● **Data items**
************
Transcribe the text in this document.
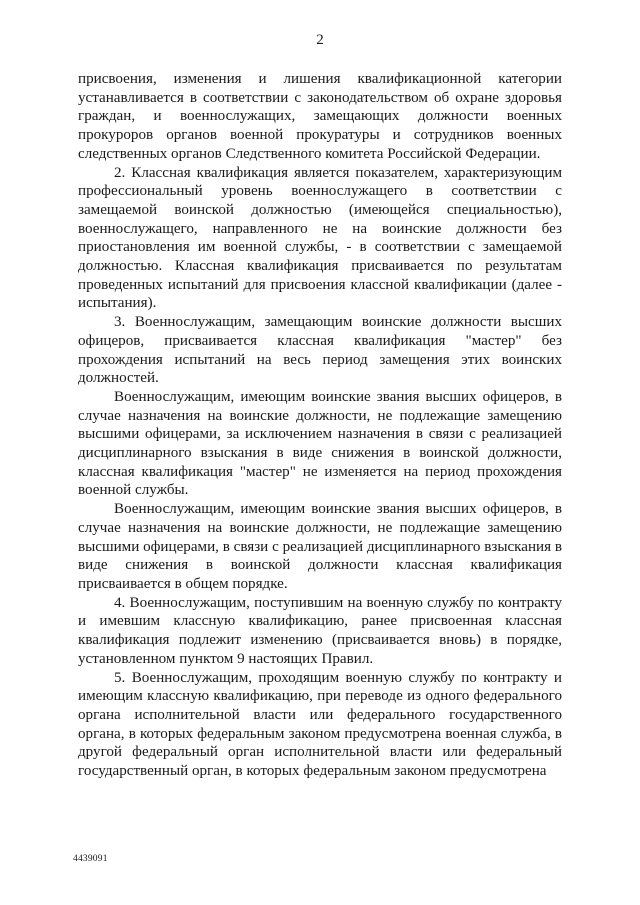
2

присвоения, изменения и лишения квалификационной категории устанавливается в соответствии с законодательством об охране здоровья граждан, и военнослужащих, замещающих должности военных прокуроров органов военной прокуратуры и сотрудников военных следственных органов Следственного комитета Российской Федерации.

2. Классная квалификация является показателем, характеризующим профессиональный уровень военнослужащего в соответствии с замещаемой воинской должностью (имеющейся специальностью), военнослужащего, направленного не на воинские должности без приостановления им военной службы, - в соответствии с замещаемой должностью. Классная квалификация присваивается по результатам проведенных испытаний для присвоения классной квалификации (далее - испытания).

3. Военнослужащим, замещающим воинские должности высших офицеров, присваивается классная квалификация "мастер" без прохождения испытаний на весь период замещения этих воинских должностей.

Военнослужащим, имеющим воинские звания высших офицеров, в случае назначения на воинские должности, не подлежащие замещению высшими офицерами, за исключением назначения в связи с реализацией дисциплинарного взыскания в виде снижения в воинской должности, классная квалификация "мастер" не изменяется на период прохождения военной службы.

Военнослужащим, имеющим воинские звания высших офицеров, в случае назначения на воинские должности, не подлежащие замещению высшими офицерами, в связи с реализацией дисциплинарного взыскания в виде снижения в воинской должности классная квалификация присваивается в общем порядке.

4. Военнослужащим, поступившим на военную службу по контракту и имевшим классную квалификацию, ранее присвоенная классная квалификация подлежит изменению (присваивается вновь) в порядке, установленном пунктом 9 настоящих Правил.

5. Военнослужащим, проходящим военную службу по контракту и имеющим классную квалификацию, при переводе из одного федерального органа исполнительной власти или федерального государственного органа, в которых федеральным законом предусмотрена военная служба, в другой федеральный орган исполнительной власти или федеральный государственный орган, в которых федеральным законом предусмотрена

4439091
************
● **What is needed**
State how many lines of the records hold the string "службу", and nothing else.

● **Result of this task**
2